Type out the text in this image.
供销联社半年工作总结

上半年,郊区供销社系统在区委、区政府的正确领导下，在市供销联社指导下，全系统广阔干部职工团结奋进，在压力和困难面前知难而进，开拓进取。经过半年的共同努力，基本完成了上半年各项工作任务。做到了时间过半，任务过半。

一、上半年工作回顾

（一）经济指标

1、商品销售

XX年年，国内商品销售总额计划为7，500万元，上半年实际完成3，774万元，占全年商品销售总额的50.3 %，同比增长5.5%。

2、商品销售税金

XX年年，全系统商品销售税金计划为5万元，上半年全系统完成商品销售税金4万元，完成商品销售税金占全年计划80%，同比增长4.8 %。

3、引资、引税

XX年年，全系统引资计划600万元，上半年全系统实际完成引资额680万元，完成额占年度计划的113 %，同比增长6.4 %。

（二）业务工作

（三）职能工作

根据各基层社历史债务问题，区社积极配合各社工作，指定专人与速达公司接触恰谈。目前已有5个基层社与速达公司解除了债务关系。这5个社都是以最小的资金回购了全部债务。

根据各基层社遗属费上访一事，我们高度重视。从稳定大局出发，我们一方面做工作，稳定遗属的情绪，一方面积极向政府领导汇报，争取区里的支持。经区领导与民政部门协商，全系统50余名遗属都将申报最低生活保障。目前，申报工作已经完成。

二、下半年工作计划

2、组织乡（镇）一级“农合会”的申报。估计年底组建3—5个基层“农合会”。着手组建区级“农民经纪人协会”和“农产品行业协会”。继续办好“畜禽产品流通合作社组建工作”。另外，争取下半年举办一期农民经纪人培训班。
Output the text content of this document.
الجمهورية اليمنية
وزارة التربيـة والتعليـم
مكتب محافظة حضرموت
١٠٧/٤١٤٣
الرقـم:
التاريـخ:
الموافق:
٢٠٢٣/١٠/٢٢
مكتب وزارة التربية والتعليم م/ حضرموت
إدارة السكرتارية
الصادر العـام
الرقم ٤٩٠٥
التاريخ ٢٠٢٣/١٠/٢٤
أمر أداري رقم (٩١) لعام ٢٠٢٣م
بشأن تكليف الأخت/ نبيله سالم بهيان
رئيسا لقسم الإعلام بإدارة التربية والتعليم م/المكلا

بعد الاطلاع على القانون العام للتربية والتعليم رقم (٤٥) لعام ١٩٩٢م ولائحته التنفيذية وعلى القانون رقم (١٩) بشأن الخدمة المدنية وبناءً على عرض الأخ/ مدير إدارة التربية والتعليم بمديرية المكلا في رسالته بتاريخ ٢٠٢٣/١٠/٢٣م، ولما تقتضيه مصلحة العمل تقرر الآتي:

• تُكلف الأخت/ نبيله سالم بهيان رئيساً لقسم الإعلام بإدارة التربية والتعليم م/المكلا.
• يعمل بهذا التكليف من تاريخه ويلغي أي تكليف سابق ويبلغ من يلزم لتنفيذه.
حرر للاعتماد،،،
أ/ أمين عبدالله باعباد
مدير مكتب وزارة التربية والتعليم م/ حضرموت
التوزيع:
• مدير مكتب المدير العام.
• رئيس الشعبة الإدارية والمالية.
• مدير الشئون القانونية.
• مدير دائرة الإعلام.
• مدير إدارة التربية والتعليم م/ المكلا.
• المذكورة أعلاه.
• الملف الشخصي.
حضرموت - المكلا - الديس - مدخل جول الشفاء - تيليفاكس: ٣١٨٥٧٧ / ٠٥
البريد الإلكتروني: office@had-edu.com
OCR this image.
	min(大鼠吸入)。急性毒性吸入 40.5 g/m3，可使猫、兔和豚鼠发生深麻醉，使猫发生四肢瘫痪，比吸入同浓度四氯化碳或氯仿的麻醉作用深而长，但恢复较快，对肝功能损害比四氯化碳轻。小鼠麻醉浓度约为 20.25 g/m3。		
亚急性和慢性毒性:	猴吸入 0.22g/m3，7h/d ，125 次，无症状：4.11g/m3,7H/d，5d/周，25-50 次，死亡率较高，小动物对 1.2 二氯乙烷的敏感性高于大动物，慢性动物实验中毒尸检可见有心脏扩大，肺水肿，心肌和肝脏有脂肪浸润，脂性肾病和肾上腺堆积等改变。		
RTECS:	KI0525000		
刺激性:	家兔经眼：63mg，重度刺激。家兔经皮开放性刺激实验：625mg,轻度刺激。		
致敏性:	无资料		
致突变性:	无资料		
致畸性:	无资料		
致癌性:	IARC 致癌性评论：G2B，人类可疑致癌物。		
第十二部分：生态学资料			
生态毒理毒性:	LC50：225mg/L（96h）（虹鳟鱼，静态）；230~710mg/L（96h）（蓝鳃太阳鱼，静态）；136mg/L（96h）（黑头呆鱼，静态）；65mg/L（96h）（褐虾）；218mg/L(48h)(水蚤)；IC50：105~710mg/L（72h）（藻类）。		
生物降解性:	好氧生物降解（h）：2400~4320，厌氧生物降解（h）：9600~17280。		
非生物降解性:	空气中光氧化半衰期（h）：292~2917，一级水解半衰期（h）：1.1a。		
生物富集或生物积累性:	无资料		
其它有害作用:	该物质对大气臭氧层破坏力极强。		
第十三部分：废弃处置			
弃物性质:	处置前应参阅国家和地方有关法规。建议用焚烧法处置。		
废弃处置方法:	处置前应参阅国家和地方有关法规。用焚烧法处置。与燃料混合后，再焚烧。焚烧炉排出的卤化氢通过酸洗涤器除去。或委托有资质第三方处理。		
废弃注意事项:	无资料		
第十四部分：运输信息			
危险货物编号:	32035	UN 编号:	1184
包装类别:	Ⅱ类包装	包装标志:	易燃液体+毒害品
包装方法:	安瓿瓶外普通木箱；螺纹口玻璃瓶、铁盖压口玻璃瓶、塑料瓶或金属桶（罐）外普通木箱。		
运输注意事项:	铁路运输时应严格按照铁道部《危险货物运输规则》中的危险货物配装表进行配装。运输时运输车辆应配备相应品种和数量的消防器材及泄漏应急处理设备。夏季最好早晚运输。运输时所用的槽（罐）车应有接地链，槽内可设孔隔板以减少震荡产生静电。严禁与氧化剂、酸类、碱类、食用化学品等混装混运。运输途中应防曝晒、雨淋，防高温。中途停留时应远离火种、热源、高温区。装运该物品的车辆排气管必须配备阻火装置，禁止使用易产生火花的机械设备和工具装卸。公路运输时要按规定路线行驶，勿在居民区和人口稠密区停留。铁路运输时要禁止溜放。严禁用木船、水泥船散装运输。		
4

----------------------------------------

▶ **Given task**:
Extract lines where the string "المكلا" occurs.

▶ **Task response**:
رئيسا لقسم الإعلام بإدارة التربية والتعليم م/المكلا
بعد الاطلاع على القانون العام للتربية والتعليم رقم (٤٥) لعام ١٩٩٢م ولائحته التنفيذية وعلى القانون رقم (١٩) بشأن الخدمة المدنية وبناءً على عرض الأخ/ مدير إدارة التربية والتعليم بمديرية المكلا في رسالته بتاريخ ٢٠٢٣/١٠/٢٣م، ولما تقتضيه مصلحة العمل تقرر الآتي:
• تُكلف الأخت/ نبيله سالم بهيان رئيساً لقسم الإعلام بإدارة التربية والتعليم م/المكلا.
• مدير إدارة التربية والتعليم م/ المكلا.
حضرموت - المكلا - الديس - مدخل جول الشفاء - تيليفاكس: ٣١٨٥٧٧ / ٠٥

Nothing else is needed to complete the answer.